Saved entries

## Begin

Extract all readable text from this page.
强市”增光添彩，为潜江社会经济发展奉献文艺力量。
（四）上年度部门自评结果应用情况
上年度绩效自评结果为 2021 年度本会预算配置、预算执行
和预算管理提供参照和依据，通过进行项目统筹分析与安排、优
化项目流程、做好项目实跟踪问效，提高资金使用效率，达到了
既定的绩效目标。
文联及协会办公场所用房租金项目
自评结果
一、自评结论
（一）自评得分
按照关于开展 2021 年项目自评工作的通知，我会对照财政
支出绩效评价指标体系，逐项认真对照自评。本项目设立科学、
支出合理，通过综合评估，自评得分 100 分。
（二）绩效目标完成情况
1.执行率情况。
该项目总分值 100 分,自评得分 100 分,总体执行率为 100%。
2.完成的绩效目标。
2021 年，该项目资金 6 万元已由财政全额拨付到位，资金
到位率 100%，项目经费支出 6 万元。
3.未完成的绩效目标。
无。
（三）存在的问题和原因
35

## End

**What is being asked**:
Copy all lines from the material that hold "自评得分".

**Final result**:
（一）自评得分
支出合理，通过综合评估，自评得分 100 分。
该项目总分值 100 分,自评得分 100 分,总体执行率为 100%。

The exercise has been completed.